§ DESCRIPTION OF THE TASK
Where a line holds the string "sessione", return that line.

━━ AVAILABLE DATA

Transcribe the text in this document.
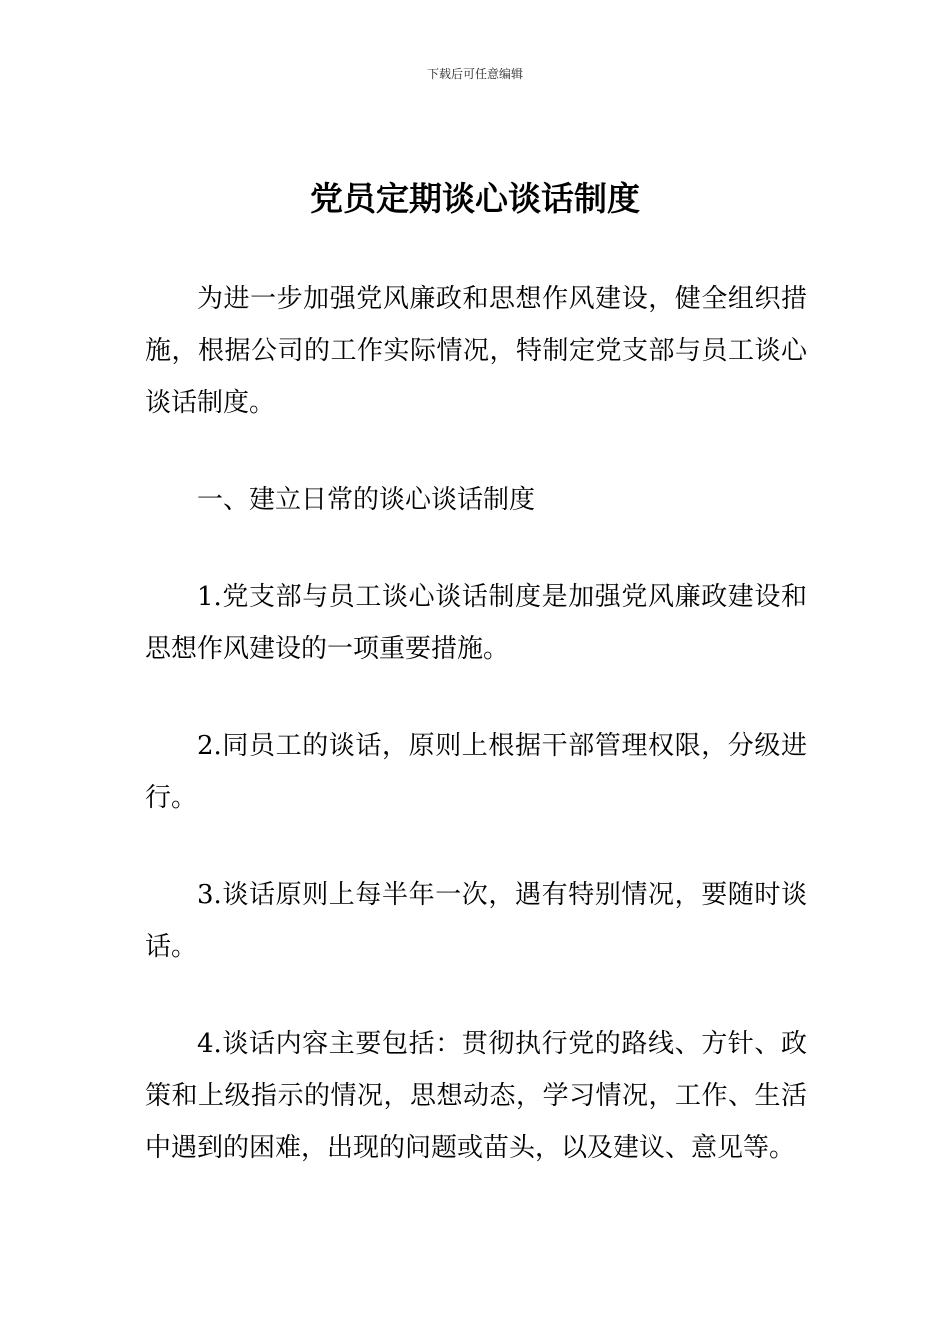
下载后可任意编辑
党员定期谈心谈话制度

为进一步加强党风廉政和思想作风建设，健全组织措施，根据公司的工作实际情况，特制定党支部与员工谈心谈话制度。

一、建立日常的谈心谈话制度

1.党支部与员工谈心谈话制度是加强党风廉政建设和思想作风建设的一项重要措施。

2.同员工的谈话，原则上根据干部管理权限，分级进行。

3.谈话原则上每半年一次，遇有特别情况，要随时谈话。

4.谈话内容主要包括：贯彻执行党的路线、方针、政策和上级指示的情况，思想动态，学习情况，工作、生活中遇到的困难，出现的问题或苗头，以及建议、意见等。
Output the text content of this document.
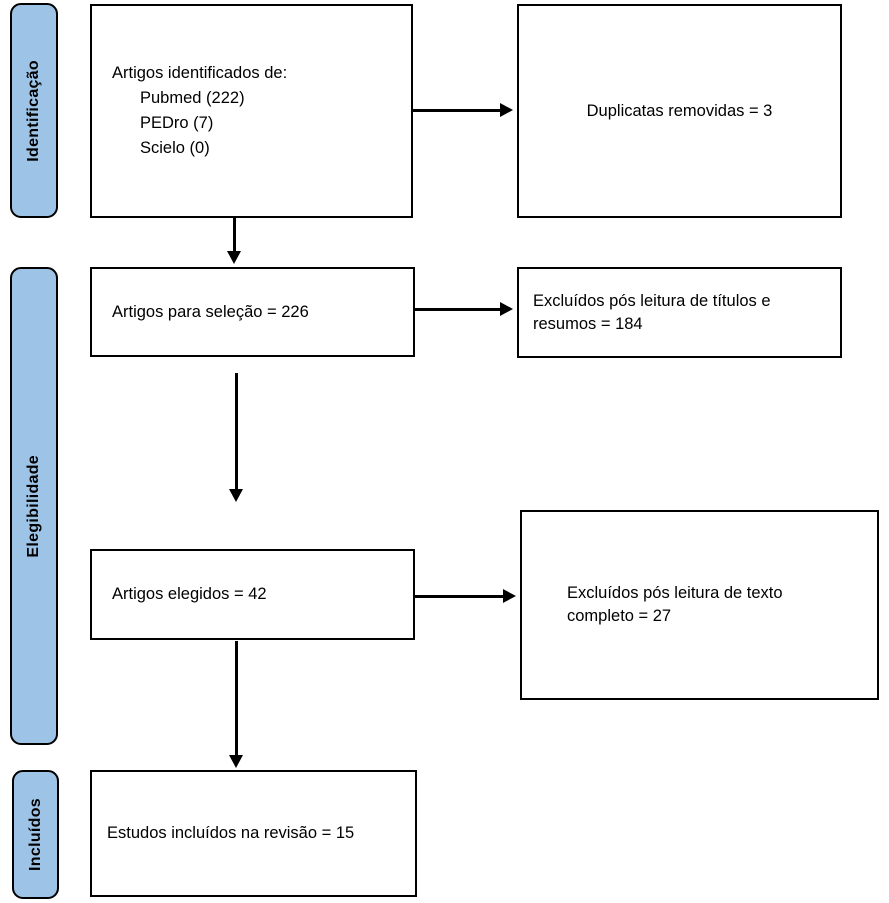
Identificação
Elegibilidade
Incluídos
Artigos identificados de:
Pubmed (222)
PEDro (7)
Scielo (0)
Duplicatas removidas = 3
Artigos para seleção = 226
Excluídos pós leitura de títulos e
resumos = 184
Artigos elegidos = 42	Excluídos pós leitura de texto
completo = 27
Estudos incluídos na revisão = 15
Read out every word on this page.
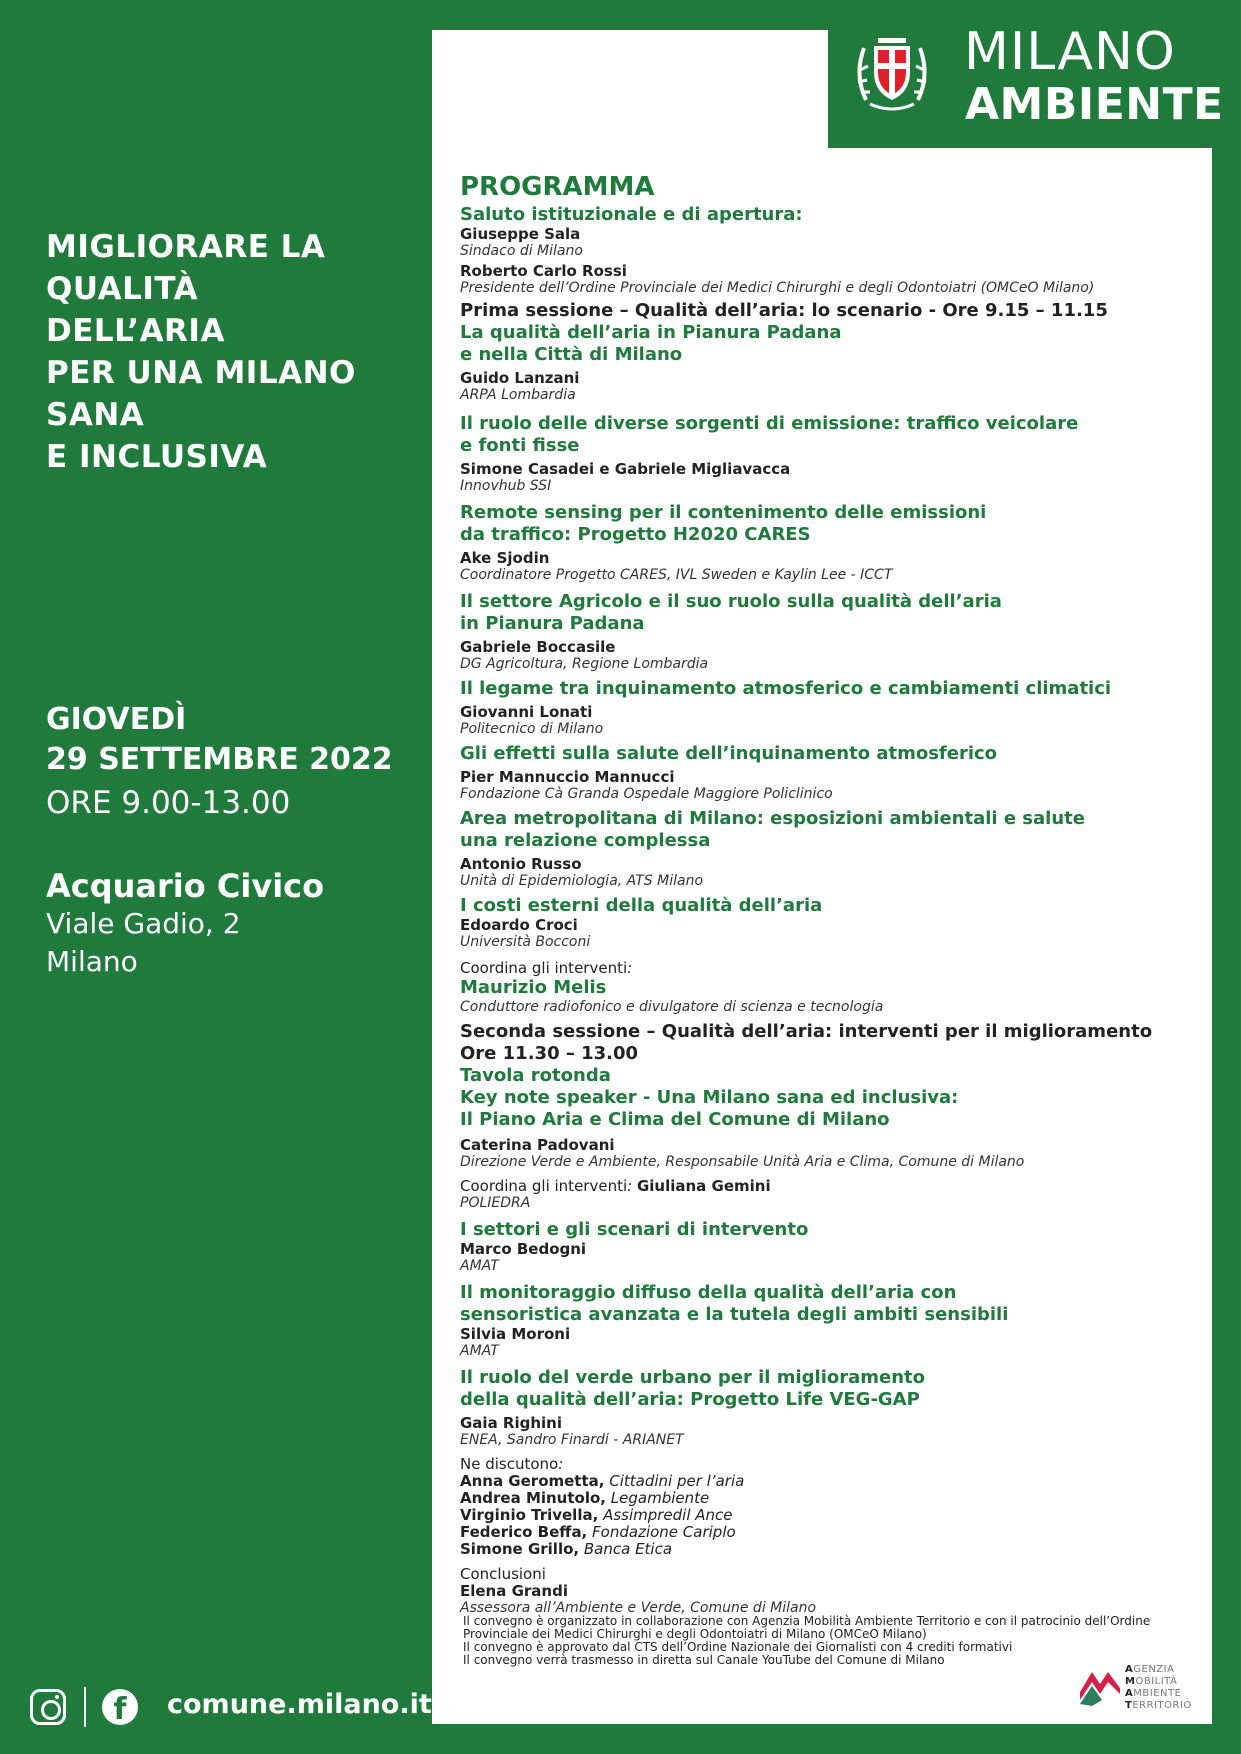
MIGLIORARE LA
QUALITÀ
DELL’ARIA
PER UNA MILANO
SANA
E INCLUSIVA
GIOVEDÌ
29 SETTEMBRE 2022
ORE 9.00-13.00
Acquario Civico
Viale Gadio, 2
Milano
f	comune.milano.it
MILANO
AMBIENTE
PROGRAMMA
Saluto istituzionale e di apertura:
Giuseppe Sala
Sindaco di Milano
Roberto Carlo Rossi
Presidente dell’Ordine Provinciale dei Medici Chirurghi e degli Odontoiatri (OMCeO Milano)
Prima sessione – Qualità dell’aria: lo scenario - Ore 9.15 – 11.15
La qualità dell’aria in Pianura Padana
e nella Città di Milano
Guido Lanzani
ARPA Lombardia
Il ruolo delle diverse sorgenti di emissione: traffico veicolare
e fonti fisse
Simone Casadei e Gabriele Migliavacca
Innovhub SSI
Remote sensing per il contenimento delle emissioni
da traffico: Progetto H2020 CARES
Ake Sjodin
Coordinatore Progetto CARES, IVL Sweden e Kaylin Lee - ICCT
Il settore Agricolo e il suo ruolo sulla qualità dell’aria
in Pianura Padana
Gabriele Boccasile
DG Agricoltura, Regione Lombardia
Il legame tra inquinamento atmosferico e cambiamenti climatici
Giovanni Lonati
Politecnico di Milano
Gli effetti sulla salute dell’inquinamento atmosferico
Pier Mannuccio Mannucci
Fondazione Cà Granda Ospedale Maggiore Policlinico
Area metropolitana di Milano: esposizioni ambientali e salute
una relazione complessa
Antonio Russo
Unità di Epidemiologia, ATS Milano
I costi esterni della qualità dell’aria
Edoardo Croci
Università Bocconi
Coordina gli interventi:
Maurizio Melis
Conduttore radiofonico e divulgatore di scienza e tecnologia
Seconda sessione – Qualità dell’aria: interventi per il miglioramento
Ore 11.30 – 13.00
Tavola rotonda
Key note speaker - Una Milano sana ed inclusiva:
Il Piano Aria e Clima del Comune di Milano
Caterina Padovani
Direzione Verde e Ambiente, Responsabile Unità Aria e Clima, Comune di Milano
Coordina gli interventi: Giuliana Gemini
POLIEDRA
I settori e gli scenari di intervento
Marco Bedogni
AMAT
Il monitoraggio diffuso della qualità dell’aria con
sensoristica avanzata e la tutela degli ambiti sensibili
Silvia Moroni
AMAT
Il ruolo del verde urbano per il miglioramento
della qualità dell’aria: Progetto Life VEG-GAP
Gaia Righini
ENEA, Sandro Finardi - ARIANET
Ne discutono:
Anna Gerometta, Cittadini per l’aria
Andrea Minutolo, Legambiente
Virginio Trivella, Assimpredil Ance
Federico Beffa, Fondazione Cariplo
Simone Grillo, Banca Etica
Conclusioni
Elena Grandi
Assessora all’Ambiente e Verde, Comune di Milano
Il convegno è organizzato in collaborazione con Agenzia Mobilità Ambiente Territorio e con il patrocinio dell’Ordine
Provinciale dei Medici Chirurghi e degli Odontoiatri di Milano (OMCeO Milano)
Il convegno è approvato dal CTS dell’Ordine Nazionale dei Giornalisti con 4 crediti formativi
Il convegno verrà trasmesso in diretta sul Canale YouTube del Comune di Milano
AGENZIA
MOBILITÀ
AMBIENTE
TERRITORIO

━━━━

§ SOLVED EXERCISE
Prima sessione – Qualità dell’aria: lo scenario - Ore 9.15 – 11.15
Seconda sessione – Qualità dell’aria: interventi per il miglioramento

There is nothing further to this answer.